Exercise: Among the entries below, find the lines with "Normalised" and copy them.

Stored records:
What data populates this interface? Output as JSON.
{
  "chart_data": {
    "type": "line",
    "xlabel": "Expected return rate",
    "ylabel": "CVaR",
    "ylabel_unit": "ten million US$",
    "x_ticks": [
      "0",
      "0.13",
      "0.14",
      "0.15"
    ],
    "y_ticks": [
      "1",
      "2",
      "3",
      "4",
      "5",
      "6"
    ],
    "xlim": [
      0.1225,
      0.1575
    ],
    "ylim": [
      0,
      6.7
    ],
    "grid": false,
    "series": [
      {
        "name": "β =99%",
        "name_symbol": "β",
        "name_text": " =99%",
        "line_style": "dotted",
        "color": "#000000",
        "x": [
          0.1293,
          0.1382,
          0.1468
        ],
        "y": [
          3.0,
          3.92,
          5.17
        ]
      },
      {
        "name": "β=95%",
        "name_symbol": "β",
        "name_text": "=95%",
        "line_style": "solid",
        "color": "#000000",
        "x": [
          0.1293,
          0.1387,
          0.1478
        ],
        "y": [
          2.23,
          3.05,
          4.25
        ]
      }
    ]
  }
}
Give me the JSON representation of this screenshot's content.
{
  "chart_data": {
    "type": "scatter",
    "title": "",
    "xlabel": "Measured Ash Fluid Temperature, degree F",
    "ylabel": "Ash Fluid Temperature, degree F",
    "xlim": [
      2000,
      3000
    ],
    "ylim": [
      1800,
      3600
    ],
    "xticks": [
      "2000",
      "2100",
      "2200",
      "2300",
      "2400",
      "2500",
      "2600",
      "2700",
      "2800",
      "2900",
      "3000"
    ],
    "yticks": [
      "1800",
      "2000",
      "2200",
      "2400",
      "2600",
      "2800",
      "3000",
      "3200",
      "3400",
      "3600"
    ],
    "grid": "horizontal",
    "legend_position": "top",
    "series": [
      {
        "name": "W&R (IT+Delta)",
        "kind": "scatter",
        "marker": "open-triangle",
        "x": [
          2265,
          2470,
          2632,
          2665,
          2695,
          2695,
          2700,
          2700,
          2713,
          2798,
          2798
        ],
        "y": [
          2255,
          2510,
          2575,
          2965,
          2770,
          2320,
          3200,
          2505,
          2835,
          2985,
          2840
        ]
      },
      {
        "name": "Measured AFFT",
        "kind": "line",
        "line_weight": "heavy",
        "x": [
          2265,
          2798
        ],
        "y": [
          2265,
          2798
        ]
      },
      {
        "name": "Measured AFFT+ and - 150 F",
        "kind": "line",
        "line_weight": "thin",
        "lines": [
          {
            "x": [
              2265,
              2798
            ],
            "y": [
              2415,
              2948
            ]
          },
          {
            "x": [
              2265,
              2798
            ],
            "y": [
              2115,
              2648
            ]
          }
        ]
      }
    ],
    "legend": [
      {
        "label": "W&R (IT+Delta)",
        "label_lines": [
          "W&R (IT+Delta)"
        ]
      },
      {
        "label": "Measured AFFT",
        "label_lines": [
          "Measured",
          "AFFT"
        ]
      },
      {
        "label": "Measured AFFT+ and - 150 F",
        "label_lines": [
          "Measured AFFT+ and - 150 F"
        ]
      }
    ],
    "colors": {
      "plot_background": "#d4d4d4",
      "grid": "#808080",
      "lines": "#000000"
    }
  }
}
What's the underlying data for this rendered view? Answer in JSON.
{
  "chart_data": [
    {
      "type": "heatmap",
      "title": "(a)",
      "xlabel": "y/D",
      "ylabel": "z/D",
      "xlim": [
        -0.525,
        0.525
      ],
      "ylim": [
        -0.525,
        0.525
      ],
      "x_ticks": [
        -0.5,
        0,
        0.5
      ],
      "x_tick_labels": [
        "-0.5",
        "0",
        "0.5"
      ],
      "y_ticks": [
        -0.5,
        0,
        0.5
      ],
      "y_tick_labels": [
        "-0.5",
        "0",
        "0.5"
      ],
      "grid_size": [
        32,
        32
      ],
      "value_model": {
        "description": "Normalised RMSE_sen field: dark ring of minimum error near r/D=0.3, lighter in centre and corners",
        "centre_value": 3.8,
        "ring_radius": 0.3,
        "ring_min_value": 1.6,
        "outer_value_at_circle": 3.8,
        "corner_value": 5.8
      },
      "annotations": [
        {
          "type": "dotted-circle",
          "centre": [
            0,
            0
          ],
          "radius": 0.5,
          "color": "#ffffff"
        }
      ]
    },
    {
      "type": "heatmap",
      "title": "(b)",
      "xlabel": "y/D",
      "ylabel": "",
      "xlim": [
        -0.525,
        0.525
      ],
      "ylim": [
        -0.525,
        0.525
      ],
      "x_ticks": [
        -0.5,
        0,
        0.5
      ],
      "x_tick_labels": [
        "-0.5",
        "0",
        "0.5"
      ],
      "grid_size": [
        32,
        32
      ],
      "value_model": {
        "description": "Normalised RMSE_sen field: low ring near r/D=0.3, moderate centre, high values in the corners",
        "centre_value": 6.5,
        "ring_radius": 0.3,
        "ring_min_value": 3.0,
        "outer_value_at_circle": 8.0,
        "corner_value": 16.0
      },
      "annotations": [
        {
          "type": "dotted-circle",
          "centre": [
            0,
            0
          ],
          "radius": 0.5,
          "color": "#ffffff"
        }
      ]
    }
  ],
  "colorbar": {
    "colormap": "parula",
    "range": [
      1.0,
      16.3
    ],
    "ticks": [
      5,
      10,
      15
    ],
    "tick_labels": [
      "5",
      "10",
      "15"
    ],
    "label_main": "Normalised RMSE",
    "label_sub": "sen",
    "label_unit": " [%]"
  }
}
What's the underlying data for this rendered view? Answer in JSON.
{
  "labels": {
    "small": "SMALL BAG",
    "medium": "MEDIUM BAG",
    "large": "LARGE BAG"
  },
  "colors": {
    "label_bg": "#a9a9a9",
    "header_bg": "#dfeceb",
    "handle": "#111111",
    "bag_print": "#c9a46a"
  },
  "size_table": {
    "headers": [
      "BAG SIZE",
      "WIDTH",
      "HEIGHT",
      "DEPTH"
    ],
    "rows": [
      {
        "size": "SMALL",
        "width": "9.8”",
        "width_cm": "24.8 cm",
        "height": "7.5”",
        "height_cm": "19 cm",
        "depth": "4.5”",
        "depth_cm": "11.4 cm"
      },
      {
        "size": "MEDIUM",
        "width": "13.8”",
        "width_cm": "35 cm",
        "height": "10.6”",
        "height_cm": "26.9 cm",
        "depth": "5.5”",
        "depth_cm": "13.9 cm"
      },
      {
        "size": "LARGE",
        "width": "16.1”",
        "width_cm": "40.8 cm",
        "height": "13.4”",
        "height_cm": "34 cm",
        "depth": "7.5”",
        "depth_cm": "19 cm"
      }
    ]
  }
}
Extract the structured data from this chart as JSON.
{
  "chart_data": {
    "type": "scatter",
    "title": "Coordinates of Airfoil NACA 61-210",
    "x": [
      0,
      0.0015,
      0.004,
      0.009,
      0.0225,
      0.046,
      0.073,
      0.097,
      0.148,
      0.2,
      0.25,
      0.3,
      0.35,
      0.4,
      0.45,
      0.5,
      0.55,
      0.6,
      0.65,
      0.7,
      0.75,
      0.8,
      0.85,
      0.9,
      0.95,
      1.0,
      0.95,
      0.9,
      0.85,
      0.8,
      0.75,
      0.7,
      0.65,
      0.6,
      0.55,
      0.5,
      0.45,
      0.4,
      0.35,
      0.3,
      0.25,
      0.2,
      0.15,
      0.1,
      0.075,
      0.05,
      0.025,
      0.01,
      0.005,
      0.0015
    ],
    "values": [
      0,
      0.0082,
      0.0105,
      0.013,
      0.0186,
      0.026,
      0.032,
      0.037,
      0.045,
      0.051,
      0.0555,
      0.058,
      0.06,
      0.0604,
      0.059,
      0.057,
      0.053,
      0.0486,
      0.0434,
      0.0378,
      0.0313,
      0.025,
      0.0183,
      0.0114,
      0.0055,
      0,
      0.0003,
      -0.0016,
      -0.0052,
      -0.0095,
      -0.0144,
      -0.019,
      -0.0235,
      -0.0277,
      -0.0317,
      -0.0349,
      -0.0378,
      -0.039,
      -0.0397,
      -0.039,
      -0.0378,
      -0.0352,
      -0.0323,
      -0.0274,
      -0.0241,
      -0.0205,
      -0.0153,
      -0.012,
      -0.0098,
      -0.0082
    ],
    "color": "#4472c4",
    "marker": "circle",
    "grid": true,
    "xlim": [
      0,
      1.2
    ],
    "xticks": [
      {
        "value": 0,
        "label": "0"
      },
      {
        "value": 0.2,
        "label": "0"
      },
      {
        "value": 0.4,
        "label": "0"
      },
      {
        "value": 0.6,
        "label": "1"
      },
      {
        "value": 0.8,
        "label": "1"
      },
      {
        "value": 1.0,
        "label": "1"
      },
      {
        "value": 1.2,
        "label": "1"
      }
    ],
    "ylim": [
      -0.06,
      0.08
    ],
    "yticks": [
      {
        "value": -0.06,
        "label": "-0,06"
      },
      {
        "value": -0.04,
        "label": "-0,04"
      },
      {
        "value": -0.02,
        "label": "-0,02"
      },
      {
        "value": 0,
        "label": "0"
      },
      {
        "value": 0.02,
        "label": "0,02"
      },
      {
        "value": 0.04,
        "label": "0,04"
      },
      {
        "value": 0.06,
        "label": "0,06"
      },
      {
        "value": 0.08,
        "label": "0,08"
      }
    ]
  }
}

Full response:
        "description": "Normalised RMSE_sen field: dark ring of minimum error near r/D=0.3, lighter in centre and corners",
        "description": "Normalised RMSE_sen field: low ring near r/D=0.3, moderate centre, high values in the corners",
    "label_main": "Normalised RMSE",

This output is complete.